## Exercise details
Identify the lines that contain the string "Price", then copy each of them.

## Information shown
======
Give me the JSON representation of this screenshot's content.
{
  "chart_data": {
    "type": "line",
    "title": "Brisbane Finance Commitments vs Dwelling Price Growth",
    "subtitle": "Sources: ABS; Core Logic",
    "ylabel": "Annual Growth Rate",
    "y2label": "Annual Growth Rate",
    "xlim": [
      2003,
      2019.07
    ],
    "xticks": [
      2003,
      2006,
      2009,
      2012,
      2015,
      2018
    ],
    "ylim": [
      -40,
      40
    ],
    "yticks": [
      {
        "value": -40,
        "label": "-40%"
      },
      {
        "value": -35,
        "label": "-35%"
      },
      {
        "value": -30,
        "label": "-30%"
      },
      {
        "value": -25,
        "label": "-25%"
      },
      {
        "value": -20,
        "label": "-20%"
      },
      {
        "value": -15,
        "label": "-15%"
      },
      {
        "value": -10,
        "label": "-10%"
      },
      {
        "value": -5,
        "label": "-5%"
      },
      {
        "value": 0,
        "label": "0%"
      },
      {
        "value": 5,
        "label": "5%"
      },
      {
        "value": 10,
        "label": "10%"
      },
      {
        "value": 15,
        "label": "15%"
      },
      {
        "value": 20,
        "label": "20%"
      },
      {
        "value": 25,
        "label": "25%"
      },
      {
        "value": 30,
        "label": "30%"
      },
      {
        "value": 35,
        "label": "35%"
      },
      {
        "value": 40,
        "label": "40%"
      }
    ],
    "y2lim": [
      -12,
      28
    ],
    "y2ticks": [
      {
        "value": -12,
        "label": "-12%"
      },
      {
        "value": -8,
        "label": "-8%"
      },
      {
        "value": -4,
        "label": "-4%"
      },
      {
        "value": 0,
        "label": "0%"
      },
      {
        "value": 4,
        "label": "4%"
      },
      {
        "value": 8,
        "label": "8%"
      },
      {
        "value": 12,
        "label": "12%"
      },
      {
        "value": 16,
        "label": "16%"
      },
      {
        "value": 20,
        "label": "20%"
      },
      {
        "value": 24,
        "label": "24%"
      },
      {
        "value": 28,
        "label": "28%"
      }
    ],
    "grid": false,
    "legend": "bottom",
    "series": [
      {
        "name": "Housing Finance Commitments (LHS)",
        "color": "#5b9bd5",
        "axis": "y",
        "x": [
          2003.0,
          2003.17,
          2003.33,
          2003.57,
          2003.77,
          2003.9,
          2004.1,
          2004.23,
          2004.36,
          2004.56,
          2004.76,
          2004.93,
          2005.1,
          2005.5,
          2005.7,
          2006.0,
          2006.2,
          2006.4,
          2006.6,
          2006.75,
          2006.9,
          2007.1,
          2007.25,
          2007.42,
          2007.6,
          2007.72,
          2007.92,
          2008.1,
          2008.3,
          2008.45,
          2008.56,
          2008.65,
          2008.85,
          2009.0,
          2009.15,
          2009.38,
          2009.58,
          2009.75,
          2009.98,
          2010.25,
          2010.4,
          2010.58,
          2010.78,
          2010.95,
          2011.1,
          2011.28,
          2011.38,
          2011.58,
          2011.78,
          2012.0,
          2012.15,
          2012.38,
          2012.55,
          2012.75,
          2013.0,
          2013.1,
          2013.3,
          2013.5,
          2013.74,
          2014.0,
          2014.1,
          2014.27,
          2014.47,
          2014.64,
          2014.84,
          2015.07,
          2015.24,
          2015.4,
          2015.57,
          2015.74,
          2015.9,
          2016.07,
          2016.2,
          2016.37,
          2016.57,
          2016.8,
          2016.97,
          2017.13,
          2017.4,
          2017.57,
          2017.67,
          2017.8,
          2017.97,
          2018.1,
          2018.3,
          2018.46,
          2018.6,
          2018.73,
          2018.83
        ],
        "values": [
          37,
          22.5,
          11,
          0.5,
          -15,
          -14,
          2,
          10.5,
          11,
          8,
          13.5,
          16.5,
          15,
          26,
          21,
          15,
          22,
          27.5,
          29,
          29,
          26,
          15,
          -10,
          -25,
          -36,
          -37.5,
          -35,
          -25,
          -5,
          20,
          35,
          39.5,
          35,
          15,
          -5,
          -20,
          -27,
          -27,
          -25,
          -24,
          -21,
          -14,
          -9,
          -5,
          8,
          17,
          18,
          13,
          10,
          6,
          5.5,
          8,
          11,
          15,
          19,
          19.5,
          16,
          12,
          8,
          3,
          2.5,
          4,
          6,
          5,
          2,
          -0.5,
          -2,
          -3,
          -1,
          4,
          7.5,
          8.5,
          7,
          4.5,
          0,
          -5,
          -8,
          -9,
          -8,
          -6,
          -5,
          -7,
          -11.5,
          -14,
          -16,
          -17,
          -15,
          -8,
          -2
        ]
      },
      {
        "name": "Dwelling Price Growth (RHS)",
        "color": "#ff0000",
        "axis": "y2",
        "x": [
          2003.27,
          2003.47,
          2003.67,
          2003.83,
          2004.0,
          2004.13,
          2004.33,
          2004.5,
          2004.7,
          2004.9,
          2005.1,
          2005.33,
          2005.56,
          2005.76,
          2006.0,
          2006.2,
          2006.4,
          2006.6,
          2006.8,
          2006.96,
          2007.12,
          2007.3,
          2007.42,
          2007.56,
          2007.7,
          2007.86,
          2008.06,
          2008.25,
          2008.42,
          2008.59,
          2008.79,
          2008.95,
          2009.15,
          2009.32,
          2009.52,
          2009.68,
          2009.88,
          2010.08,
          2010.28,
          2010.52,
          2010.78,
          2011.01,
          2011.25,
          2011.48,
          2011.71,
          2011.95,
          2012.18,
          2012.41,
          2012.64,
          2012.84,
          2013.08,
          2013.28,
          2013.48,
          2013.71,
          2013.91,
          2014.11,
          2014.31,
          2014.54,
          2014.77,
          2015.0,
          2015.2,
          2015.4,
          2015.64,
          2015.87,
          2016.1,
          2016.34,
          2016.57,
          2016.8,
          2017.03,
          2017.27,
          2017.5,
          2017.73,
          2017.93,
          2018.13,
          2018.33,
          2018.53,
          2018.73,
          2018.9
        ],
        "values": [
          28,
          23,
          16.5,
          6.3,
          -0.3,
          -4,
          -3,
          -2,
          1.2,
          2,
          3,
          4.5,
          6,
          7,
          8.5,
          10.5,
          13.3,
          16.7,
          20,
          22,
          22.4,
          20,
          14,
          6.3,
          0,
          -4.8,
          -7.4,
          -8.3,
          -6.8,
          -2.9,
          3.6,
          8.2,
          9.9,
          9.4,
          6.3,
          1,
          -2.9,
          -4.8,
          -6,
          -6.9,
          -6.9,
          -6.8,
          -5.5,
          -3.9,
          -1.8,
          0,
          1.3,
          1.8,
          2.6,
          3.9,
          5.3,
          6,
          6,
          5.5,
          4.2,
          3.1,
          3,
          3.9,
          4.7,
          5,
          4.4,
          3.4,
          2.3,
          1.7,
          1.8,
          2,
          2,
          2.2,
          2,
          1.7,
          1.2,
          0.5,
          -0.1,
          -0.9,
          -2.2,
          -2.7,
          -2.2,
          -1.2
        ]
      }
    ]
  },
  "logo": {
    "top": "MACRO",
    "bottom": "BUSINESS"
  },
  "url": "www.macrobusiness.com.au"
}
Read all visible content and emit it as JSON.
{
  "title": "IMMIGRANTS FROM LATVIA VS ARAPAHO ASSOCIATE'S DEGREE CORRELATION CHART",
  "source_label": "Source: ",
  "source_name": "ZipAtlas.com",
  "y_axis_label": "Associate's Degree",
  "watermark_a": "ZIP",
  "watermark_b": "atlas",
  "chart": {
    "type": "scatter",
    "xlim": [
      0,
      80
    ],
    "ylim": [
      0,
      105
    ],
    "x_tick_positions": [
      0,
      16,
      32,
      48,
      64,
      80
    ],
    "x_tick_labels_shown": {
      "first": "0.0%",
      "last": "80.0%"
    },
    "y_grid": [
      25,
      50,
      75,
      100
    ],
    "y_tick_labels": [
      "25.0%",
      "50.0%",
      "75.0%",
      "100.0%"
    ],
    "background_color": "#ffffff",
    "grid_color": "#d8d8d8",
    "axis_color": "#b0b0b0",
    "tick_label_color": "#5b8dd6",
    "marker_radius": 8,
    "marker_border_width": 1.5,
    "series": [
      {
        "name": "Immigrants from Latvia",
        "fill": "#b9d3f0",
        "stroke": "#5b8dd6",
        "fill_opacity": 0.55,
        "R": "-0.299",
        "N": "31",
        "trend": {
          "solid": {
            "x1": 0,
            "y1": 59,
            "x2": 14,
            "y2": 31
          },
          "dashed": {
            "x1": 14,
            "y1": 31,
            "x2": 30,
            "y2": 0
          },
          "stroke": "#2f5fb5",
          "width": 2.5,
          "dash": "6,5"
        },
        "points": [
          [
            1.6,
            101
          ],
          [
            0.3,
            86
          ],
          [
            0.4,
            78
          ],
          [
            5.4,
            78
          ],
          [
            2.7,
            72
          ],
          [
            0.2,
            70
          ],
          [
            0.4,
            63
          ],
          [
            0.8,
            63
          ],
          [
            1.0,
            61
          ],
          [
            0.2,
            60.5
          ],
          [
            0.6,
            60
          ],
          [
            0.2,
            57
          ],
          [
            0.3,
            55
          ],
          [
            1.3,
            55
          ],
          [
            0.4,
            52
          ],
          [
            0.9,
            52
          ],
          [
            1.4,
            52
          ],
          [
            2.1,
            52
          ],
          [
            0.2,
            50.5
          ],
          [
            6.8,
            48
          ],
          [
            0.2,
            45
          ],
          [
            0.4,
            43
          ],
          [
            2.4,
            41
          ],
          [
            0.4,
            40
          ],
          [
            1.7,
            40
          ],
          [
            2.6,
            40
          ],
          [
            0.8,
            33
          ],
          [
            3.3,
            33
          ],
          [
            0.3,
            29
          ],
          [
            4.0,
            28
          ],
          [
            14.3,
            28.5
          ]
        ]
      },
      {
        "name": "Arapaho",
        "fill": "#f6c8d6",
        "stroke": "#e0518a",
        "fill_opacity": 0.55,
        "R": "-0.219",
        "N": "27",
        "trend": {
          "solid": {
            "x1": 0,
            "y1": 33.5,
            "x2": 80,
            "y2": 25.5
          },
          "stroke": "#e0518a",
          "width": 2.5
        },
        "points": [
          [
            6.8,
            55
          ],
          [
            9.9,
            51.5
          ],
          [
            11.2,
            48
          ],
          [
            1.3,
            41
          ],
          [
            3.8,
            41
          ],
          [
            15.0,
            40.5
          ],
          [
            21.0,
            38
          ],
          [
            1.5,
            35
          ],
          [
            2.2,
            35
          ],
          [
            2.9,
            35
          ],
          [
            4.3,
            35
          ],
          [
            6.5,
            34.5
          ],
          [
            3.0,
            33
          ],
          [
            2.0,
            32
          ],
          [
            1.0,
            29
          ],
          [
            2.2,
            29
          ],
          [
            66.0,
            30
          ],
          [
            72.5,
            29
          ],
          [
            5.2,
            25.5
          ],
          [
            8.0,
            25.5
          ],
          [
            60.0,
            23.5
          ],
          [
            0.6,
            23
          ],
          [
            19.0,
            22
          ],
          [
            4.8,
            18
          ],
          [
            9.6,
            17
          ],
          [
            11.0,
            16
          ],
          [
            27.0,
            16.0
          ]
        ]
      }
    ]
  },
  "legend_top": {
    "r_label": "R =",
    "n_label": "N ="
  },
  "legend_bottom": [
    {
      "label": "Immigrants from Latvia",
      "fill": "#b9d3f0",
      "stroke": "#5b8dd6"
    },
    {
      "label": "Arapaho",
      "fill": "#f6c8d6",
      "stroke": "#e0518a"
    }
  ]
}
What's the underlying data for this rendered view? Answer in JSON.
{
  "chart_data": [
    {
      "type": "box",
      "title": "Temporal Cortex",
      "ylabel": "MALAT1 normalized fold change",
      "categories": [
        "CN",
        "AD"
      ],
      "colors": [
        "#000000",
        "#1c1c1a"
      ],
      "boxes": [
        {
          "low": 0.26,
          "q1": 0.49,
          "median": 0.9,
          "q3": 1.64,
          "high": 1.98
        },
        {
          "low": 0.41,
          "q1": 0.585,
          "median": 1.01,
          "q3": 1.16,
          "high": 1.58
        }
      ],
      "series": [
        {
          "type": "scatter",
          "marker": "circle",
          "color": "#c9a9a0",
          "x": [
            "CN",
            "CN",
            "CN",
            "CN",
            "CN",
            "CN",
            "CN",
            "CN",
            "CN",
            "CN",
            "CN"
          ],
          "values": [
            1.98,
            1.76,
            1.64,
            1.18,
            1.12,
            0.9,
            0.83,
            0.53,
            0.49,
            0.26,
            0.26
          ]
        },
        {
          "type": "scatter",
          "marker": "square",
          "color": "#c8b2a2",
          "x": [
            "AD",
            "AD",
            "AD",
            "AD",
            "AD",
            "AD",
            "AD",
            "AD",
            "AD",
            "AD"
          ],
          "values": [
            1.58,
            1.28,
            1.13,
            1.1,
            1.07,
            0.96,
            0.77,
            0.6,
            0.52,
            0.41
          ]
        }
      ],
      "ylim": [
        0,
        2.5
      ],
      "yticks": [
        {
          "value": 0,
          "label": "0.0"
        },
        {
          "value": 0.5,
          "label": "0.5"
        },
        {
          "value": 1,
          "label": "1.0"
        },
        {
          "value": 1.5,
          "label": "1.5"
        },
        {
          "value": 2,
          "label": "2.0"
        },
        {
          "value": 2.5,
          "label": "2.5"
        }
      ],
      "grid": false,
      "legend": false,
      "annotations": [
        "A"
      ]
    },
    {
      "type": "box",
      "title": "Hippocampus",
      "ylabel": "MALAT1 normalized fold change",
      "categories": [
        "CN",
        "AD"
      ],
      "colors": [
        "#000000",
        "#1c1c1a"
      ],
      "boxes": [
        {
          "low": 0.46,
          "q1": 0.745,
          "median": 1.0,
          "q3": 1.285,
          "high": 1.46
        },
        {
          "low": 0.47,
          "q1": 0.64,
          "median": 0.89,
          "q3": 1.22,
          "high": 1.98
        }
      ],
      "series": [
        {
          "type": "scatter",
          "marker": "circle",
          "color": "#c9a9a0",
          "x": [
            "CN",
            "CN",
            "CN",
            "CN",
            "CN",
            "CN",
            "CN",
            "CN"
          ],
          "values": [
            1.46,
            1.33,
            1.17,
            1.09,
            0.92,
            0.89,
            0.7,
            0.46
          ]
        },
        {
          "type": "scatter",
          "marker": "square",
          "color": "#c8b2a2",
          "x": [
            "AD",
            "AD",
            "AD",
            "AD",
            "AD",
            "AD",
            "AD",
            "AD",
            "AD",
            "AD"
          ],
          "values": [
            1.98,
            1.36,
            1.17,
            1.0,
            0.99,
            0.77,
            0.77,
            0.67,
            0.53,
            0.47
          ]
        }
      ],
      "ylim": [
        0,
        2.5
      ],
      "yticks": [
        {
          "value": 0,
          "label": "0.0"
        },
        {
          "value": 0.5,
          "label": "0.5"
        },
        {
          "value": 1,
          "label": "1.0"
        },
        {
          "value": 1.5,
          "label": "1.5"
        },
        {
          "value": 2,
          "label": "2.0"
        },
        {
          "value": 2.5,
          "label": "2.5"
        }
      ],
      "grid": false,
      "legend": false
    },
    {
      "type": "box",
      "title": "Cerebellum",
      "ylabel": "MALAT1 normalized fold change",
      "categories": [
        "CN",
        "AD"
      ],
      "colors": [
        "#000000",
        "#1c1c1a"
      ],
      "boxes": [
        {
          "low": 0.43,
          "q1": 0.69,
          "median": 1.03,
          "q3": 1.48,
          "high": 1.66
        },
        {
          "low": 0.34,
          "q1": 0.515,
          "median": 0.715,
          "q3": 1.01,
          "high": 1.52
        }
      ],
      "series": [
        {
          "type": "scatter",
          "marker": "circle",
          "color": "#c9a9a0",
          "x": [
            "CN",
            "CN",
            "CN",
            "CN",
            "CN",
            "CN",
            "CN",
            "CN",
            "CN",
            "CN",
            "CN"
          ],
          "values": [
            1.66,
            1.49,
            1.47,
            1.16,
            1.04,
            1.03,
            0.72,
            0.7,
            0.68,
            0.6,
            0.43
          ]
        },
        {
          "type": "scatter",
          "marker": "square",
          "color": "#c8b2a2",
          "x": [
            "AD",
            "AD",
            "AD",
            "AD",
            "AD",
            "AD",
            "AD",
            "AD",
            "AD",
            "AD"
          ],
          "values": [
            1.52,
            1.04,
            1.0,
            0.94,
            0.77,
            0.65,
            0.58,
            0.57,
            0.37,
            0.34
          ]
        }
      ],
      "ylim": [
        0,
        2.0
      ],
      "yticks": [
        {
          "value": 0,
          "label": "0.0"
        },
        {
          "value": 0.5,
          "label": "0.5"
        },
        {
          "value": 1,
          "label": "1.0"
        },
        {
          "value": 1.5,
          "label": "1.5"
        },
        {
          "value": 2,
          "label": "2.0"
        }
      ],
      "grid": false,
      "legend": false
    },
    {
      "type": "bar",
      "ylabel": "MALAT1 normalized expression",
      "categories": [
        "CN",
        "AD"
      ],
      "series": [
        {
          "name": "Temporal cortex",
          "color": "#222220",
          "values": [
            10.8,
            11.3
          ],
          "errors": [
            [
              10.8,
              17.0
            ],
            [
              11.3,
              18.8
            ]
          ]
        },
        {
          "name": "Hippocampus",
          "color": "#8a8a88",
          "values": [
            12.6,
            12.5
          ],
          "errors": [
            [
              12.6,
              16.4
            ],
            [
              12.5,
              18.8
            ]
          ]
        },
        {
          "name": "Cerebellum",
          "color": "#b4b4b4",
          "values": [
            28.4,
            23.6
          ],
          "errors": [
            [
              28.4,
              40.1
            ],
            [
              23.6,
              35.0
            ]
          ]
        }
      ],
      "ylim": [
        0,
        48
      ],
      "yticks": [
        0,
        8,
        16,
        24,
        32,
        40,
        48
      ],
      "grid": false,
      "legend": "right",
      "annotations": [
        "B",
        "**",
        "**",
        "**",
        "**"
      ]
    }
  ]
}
======
## Reply
    "title": "Brisbane Finance Commitments vs Dwelling Price Growth",
        "name": "Dwelling Price Growth (RHS)",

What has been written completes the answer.